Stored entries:
- - -
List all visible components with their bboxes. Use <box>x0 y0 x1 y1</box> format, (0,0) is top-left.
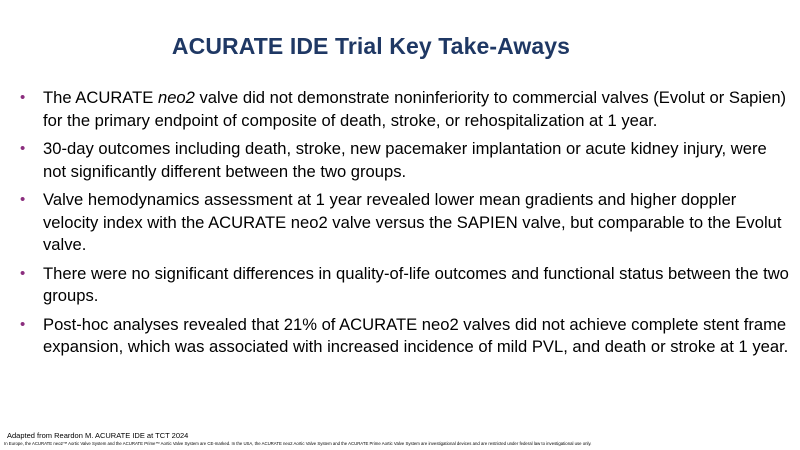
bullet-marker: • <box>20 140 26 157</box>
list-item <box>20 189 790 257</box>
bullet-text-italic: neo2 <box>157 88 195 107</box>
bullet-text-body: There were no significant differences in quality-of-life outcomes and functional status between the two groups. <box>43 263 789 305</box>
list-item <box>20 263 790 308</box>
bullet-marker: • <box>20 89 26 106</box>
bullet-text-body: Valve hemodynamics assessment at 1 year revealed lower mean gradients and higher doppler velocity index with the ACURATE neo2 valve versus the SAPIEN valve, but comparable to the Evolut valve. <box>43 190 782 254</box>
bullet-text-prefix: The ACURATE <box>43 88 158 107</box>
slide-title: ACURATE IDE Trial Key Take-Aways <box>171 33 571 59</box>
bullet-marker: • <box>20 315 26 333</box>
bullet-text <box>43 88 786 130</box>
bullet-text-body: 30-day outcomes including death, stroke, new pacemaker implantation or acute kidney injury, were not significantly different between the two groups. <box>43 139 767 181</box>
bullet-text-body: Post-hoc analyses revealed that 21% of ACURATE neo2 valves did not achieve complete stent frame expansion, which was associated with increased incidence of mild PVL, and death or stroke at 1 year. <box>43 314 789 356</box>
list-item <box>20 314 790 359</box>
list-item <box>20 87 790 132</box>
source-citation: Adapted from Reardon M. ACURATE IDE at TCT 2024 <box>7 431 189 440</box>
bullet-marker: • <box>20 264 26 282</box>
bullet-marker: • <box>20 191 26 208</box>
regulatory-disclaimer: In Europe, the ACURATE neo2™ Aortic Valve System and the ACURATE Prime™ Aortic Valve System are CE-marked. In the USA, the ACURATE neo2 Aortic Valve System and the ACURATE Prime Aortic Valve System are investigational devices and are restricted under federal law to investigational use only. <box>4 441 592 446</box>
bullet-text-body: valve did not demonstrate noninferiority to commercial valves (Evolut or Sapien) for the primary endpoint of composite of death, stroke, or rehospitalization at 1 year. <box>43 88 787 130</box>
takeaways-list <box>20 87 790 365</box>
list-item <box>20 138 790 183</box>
- - -
Direction: Print the rows above exactly, starting with the line containing "bullet-marker: • <box>20 140 26 157</box>" and ending with the line containing "source-citation: Adapted from", both included.

The answer:
bullet-marker: • <box>20 140 26 157</box>
list-item <box>20 189 790 257</box>
bullet-text-italic: neo2 <box>157 88 195 107</box>
bullet-text-body: There were no significant differences in quality-of-life outcomes and functional status between the two groups. <box>43 263 789 305</box>
list-item <box>20 263 790 308</box>
bullet-marker: • <box>20 89 26 106</box>
bullet-text-body: Valve hemodynamics assessment at 1 year revealed lower mean gradients and higher doppler velocity index with the ACURATE neo2 valve versus the SAPIEN valve, but comparable to the Evolut valve. <box>43 190 782 254</box>
bullet-text-prefix: The ACURATE <box>43 88 158 107</box>
slide-title: ACURATE IDE Trial Key Take-Aways <box>171 33 571 59</box>
bullet-marker: • <box>20 315 26 333</box>
bullet-text <box>43 88 786 130</box>
bullet-text-body: 30-day outcomes including death, stroke, new pacemaker implantation or acute kidney injury, were not significantly different between the two groups. <box>43 139 767 181</box>
bullet-text-body: Post-hoc analyses revealed that 21% of ACURATE neo2 valves did not achieve complete stent frame expansion, which was associated with increased incidence of mild PVL, and death or stroke at 1 year. <box>43 314 789 356</box>
list-item <box>20 314 790 359</box>
list-item <box>20 87 790 132</box>
source-citation: Adapted from Reardon M. ACURATE IDE at TCT 2024 <box>7 431 189 440</box>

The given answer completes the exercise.